◆ **Records**
----

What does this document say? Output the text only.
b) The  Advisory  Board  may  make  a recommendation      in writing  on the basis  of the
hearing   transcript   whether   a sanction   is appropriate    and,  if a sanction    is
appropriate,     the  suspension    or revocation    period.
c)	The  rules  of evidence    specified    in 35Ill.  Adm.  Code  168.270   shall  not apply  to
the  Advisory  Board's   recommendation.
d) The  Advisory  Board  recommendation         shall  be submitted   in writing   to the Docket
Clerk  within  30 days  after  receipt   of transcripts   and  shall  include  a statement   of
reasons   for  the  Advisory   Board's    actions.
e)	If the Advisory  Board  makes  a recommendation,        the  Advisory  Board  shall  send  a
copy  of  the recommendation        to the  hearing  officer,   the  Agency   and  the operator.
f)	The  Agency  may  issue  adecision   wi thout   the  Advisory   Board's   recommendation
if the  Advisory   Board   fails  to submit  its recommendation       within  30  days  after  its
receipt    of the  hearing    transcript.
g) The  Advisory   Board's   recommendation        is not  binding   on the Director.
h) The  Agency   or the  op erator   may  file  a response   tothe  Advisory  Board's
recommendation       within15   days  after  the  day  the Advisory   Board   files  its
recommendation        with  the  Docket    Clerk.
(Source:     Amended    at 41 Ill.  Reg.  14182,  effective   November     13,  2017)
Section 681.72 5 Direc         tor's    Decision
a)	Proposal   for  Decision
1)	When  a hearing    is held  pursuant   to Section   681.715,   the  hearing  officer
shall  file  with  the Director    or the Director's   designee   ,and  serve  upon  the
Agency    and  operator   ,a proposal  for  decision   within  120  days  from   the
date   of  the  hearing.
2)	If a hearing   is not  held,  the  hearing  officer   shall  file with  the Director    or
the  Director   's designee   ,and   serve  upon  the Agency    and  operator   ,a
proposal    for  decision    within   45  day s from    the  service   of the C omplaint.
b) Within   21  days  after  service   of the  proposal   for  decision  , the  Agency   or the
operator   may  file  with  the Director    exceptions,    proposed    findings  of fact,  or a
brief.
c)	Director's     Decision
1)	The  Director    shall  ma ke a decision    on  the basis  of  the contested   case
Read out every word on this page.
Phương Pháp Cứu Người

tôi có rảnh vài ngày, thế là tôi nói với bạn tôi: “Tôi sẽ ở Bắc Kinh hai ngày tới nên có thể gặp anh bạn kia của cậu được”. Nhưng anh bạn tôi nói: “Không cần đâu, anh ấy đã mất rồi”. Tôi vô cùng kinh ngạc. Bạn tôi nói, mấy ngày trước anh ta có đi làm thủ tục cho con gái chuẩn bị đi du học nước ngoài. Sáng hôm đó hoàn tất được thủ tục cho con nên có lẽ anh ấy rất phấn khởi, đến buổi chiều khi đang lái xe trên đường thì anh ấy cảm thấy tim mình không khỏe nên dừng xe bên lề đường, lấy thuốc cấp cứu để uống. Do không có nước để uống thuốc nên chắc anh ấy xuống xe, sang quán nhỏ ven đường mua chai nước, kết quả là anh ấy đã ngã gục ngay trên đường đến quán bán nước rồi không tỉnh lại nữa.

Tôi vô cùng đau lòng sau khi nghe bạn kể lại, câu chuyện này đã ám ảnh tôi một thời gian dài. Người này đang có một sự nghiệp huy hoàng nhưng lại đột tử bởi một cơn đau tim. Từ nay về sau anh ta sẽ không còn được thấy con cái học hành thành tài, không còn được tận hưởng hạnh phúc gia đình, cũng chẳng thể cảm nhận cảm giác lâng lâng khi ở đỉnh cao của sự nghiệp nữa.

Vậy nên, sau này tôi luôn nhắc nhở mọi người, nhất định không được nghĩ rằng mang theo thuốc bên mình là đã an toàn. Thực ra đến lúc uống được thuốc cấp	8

----

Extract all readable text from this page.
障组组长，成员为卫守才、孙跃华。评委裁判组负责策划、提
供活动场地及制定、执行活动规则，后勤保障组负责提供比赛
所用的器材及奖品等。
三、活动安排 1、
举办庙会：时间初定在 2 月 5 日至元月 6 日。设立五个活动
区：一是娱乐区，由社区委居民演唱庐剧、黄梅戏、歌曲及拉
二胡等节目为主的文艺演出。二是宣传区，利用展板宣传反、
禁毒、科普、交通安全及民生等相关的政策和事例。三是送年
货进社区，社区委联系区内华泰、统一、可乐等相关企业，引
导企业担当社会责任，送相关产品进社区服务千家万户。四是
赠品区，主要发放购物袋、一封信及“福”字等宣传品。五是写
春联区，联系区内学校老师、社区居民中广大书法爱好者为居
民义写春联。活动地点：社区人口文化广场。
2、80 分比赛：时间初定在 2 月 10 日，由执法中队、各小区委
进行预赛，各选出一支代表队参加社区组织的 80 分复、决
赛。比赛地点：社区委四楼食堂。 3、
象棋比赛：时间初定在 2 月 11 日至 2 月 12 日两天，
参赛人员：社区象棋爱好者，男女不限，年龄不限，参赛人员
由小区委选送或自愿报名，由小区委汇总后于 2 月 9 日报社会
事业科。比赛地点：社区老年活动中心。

----

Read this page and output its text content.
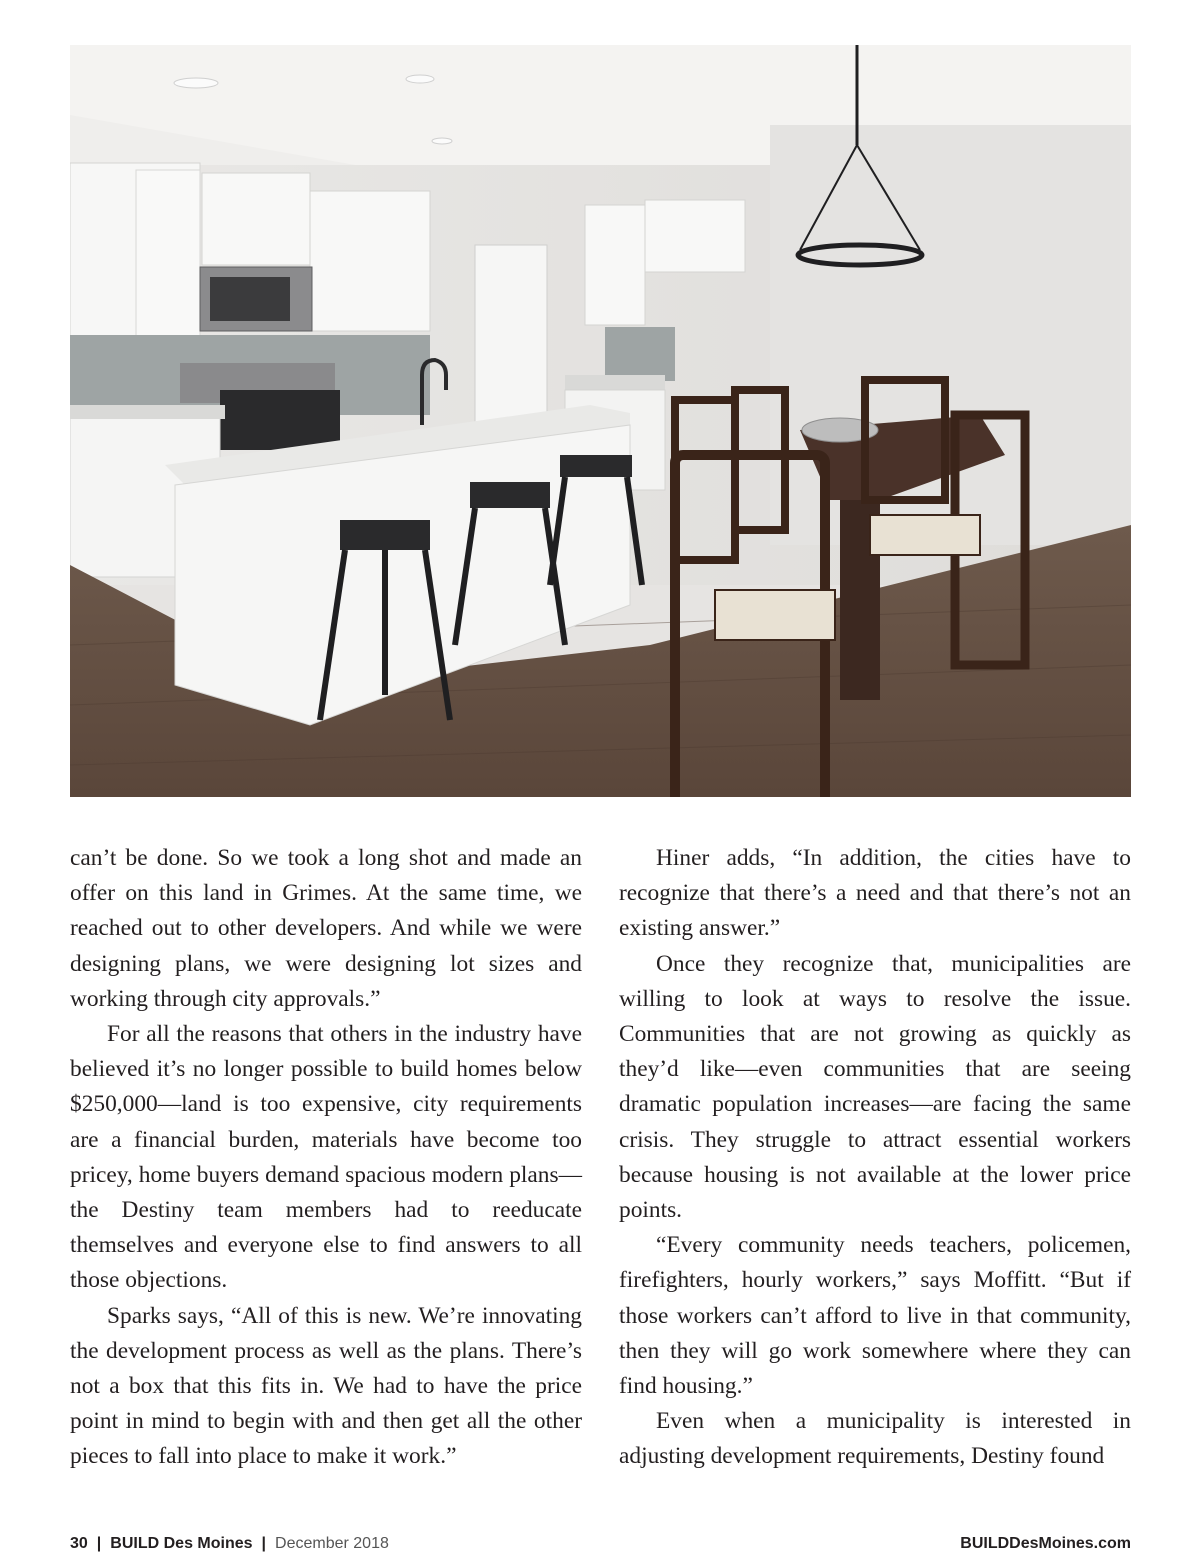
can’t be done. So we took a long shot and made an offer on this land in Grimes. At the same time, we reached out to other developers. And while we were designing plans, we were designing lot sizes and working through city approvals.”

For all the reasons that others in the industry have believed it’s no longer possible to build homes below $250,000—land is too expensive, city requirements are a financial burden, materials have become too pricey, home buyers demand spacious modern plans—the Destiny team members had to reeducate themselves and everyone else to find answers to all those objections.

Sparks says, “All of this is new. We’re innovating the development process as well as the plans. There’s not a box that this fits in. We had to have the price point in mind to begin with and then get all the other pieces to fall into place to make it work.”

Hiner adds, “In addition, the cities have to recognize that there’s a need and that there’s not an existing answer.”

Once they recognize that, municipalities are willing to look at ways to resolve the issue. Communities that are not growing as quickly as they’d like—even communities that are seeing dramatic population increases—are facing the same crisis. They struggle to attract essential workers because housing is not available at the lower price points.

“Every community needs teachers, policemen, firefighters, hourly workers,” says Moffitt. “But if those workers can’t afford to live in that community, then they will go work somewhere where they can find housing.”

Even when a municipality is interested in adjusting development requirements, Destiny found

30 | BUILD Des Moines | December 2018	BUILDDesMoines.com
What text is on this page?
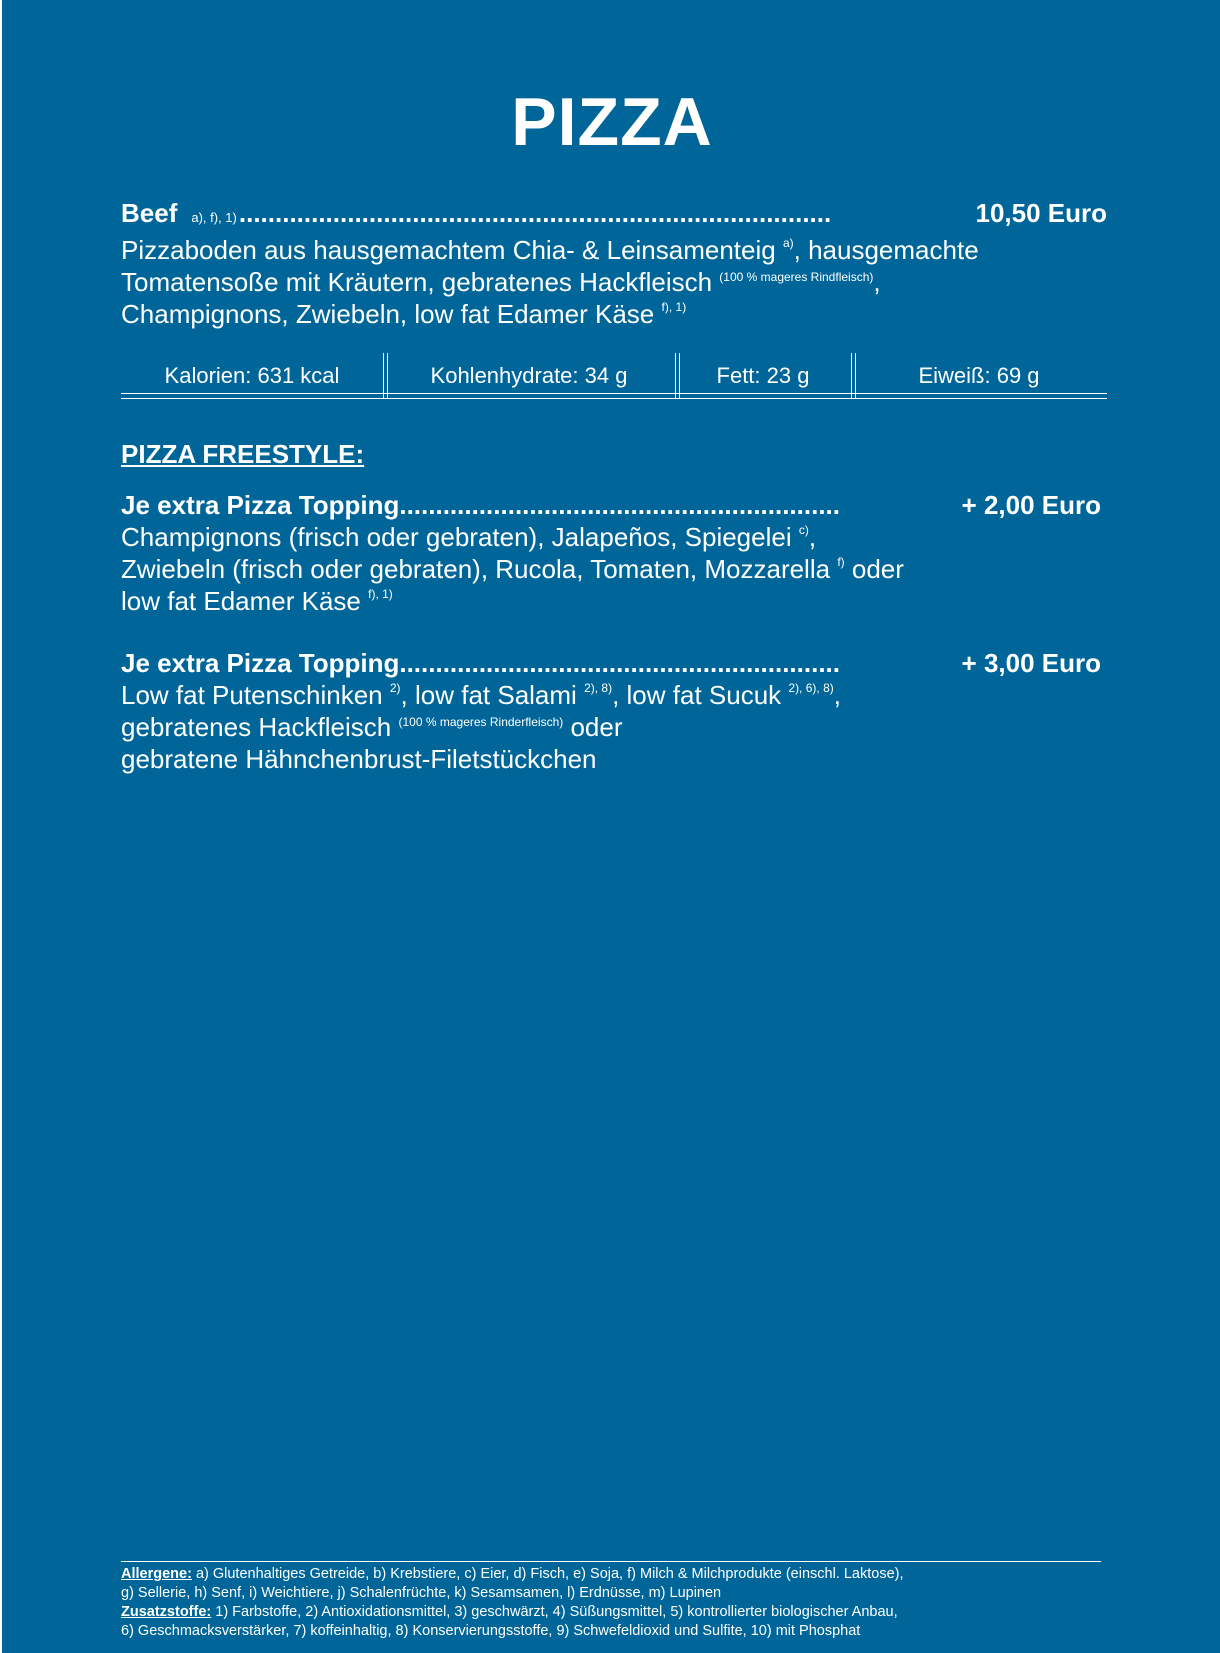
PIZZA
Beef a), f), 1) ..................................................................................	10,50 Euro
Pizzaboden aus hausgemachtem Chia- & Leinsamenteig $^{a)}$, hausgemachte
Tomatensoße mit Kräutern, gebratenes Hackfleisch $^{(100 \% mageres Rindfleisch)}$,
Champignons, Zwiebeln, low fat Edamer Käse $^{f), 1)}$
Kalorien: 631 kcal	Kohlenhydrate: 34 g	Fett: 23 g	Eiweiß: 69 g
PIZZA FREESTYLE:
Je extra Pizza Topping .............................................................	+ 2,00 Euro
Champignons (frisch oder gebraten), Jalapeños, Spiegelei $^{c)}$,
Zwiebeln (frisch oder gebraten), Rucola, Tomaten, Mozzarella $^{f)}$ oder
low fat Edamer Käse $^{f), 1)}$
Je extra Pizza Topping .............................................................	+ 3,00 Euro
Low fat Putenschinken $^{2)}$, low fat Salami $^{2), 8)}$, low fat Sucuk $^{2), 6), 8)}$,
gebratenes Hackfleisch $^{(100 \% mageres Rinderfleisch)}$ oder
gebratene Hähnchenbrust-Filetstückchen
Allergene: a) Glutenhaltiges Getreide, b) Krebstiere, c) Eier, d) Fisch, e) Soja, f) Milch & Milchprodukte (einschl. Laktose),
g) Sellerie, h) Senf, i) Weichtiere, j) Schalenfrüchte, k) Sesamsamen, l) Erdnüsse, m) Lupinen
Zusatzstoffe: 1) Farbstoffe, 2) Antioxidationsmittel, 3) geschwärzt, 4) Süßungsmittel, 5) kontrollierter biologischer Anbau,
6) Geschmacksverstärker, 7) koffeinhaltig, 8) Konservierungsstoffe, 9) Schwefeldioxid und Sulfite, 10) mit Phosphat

----

◆ **REQUIRED WORK**
Copy each line of the listing in which the word "days" can be found.

◆ **WRITTEN REPLY**
Clerk  within  30 days  after  receipt   of transcripts   and  shall  include  a statement   of
if the  Advisory   Board   fails  to submit  its recommendation       within  30  days  after  its
recommendation       within15   days  after  the  day  the Advisory   Board   files  its
Agency    and  operator   ,a proposal  for  decision   within  120  days  from   the
b) Within   21  days  after  service   of the  proposal   for  decision  , the  Agency   or the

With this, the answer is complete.